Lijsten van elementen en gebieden

════════════════

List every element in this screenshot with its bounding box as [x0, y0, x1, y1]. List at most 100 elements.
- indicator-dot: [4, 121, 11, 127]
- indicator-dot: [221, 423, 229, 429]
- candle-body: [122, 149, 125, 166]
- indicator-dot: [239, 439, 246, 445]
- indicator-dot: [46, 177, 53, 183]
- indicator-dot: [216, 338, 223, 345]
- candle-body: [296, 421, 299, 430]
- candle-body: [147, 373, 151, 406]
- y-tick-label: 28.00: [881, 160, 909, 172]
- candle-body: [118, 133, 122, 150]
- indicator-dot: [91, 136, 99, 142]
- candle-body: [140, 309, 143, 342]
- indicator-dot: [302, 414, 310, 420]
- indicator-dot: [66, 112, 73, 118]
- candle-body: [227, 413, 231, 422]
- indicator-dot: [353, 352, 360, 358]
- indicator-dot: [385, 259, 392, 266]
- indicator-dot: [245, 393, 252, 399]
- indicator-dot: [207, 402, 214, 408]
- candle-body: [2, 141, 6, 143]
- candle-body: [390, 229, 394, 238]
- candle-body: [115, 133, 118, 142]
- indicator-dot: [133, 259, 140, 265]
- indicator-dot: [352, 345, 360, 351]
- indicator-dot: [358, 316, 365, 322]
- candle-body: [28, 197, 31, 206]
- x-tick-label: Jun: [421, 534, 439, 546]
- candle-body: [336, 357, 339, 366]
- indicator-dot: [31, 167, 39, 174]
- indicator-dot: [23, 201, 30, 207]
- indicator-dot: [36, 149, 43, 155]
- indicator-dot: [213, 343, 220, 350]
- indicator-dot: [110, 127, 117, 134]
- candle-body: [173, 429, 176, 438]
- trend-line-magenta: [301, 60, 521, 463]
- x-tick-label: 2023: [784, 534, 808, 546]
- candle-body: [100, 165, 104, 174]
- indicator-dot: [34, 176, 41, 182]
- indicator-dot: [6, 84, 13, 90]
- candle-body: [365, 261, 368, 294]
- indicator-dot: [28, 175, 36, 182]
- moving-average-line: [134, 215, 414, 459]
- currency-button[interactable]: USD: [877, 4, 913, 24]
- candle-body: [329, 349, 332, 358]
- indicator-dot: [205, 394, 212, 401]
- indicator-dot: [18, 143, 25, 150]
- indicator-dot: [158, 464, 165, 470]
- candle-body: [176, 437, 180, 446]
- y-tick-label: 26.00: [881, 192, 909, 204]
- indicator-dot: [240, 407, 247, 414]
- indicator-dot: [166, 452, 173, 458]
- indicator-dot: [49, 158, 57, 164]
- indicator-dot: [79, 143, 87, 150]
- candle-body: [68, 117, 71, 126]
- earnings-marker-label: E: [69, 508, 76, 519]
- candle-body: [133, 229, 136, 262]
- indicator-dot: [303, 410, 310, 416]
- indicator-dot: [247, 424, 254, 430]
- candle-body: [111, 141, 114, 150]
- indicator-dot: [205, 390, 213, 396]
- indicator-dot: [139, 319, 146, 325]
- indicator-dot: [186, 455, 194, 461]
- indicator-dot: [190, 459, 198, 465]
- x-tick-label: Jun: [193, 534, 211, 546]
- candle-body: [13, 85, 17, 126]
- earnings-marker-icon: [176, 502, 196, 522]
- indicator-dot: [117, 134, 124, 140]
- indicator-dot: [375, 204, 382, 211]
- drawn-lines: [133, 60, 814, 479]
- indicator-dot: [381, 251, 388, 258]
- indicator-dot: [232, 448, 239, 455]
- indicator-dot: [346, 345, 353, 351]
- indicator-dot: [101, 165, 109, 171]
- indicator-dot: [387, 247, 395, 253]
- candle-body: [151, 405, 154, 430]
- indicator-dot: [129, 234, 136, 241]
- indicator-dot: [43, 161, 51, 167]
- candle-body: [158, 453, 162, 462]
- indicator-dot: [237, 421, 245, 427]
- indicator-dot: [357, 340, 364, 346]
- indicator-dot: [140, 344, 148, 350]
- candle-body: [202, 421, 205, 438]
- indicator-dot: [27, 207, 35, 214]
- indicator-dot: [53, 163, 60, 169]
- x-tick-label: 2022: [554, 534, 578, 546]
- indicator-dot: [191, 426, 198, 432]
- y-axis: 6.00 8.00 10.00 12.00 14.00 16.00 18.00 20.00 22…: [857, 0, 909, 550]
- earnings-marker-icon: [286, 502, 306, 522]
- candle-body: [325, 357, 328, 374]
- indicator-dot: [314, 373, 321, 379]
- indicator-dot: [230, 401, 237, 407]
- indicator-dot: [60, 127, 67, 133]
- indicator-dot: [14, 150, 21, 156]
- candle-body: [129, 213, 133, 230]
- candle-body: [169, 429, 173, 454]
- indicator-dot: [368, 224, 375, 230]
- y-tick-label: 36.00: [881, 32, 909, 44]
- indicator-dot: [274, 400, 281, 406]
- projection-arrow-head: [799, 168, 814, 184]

════════════════

**OPGAVE**.
Zet alle regels hierboven om in een genummerde lijst en laat daarbij lege regels weg.

**HET ANTWOORD**.
1. List every element in this screenshot with its bounding box as [x0, y0, x1, y1]. List at most 100 elements.
2. - indicator-dot: [4, 121, 11, 127]
3. - indicator-dot: [221, 423, 229, 429]
4. - candle-body: [122, 149, 125, 166]
5. - indicator-dot: [239, 439, 246, 445]
6. - indicator-dot: [46, 177, 53, 183]
7. - indicator-dot: [216, 338, 223, 345]
8. - candle-body: [296, 421, 299, 430]
9. - candle-body: [147, 373, 151, 406]
10. - y-tick-label: 28.00: [881, 160, 909, 172]
11. - candle-body: [118, 133, 122, 150]
12. - indicator-dot: [91, 136, 99, 142]
13. - candle-body: [140, 309, 143, 342]
14. - indicator-dot: [302, 414, 310, 420]
15. - indicator-dot: [66, 112, 73, 118]
16. - candle-body: [227, 413, 231, 422]
17. - indicator-dot: [353, 352, 360, 358]
18. - indicator-dot: [385, 259, 392, 266]
19. - indicator-dot: [245, 393, 252, 399]
20. - indicator-dot: [207, 402, 214, 408]
21. - candle-body: [2, 141, 6, 143]
22. - candle-body: [390, 229, 394, 238]
23. - candle-body: [115, 133, 118, 142]
24. - indicator-dot: [133, 259, 140, 265]
25. - indicator-dot: [352, 345, 360, 351]
26. - indicator-dot: [358, 316, 365, 322]
27. - candle-body: [28, 197, 31, 206]
28. - x-tick-label: Jun: [421, 534, 439, 546]
29. - candle-body: [336, 357, 339, 366]
30. - indicator-dot: [31, 167, 39, 174]
31. - indicator-dot: [23, 201, 30, 207]
32. - indicator-dot: [36, 149, 43, 155]
33. - indicator-dot: [213, 343, 220, 350]
34. - indicator-dot: [110, 127, 117, 134]
35. - candle-body: [173, 429, 176, 438]
36. - trend-line-magenta: [301, 60, 521, 463]
37. - x-tick-label: 2023: [784, 534, 808, 546]
38. - candle-body: [100, 165, 104, 174]
39. - indicator-dot: [34, 176, 41, 182]
40. - indicator-dot: [6, 84, 13, 90]
41. - candle-body: [365, 261, 368, 294]
42. - indicator-dot: [28, 175, 36, 182]
43. - moving-average-line: [134, 215, 414, 459]
44. - currency-button[interactable]: USD: [877, 4, 913, 24]
45. - candle-body: [329, 349, 332, 358]
46. - indicator-dot: [205, 394, 212, 401]
47. - indicator-dot: [18, 143, 25, 150]
48. - indicator-dot: [158, 464, 165, 470]
49. - candle-body: [176, 437, 180, 446]
50. - y-tick-label: 26.00: [881, 192, 909, 204]
51. - indicator-dot: [240, 407, 247, 414]
52. - indicator-dot: [166, 452, 173, 458]
53. - indicator-dot: [49, 158, 57, 164]
54. - indicator-dot: [79, 143, 87, 150]
55. - candle-body: [68, 117, 71, 126]
56. - earnings-marker-label: E: [69, 508, 76, 519]
57. - candle-body: [133, 229, 136, 262]
58. - indicator-dot: [303, 410, 310, 416]
59. - indicator-dot: [247, 424, 254, 430]
60. - candle-body: [111, 141, 114, 150]
61. - indicator-dot: [205, 390, 213, 396]
62. - indicator-dot: [139, 319, 146, 325]
63. - indicator-dot: [186, 455, 194, 461]
64. - indicator-dot: [190, 459, 198, 465]
65. - x-tick-label: Jun: [193, 534, 211, 546]
66. - candle-body: [13, 85, 17, 126]
67. - earnings-marker-icon: [176, 502, 196, 522]
68. - indicator-dot: [117, 134, 124, 140]
69. - indicator-dot: [375, 204, 382, 211]
70. - drawn-lines: [133, 60, 814, 479]
71. - indicator-dot: [381, 251, 388, 258]
72. - indicator-dot: [232, 448, 239, 455]
73. - indicator-dot: [346, 345, 353, 351]
74. - indicator-dot: [101, 165, 109, 171]
75. - indicator-dot: [387, 247, 395, 253]
76. - candle-body: [151, 405, 154, 430]
77. - indicator-dot: [129, 234, 136, 241]
78. - indicator-dot: [43, 161, 51, 167]
79. - candle-body: [158, 453, 162, 462]
80. - indicator-dot: [237, 421, 245, 427]
81. - indicator-dot: [357, 340, 364, 346]
82. - indicator-dot: [140, 344, 148, 350]
83. - candle-body: [202, 421, 205, 438]
84. - indicator-dot: [27, 207, 35, 214]
85. - indicator-dot: [53, 163, 60, 169]
86. - x-tick-label: 2022: [554, 534, 578, 546]
87. - indicator-dot: [191, 426, 198, 432]
88. - y-axis: 6.00 8.00 10.00 12.00 14.00 16.00 18.00 20.00 22…: [857, 0, 909, 550]
89. - earnings-marker-icon: [286, 502, 306, 522]
90. - candle-body: [325, 357, 328, 374]
91. - indicator-dot: [314, 373, 321, 379]
92. - indicator-dot: [230, 401, 237, 407]
93. - indicator-dot: [60, 127, 67, 133]
94. - indicator-dot: [14, 150, 21, 156]
95. - candle-body: [129, 213, 133, 230]
96. - candle-body: [169, 429, 173, 454]
97. - indicator-dot: [368, 224, 375, 230]
98. - y-tick-label: 36.00: [881, 32, 909, 44]
99. - indicator-dot: [274, 400, 281, 406]
100. - projection-arrow-head: [799, 168, 814, 184]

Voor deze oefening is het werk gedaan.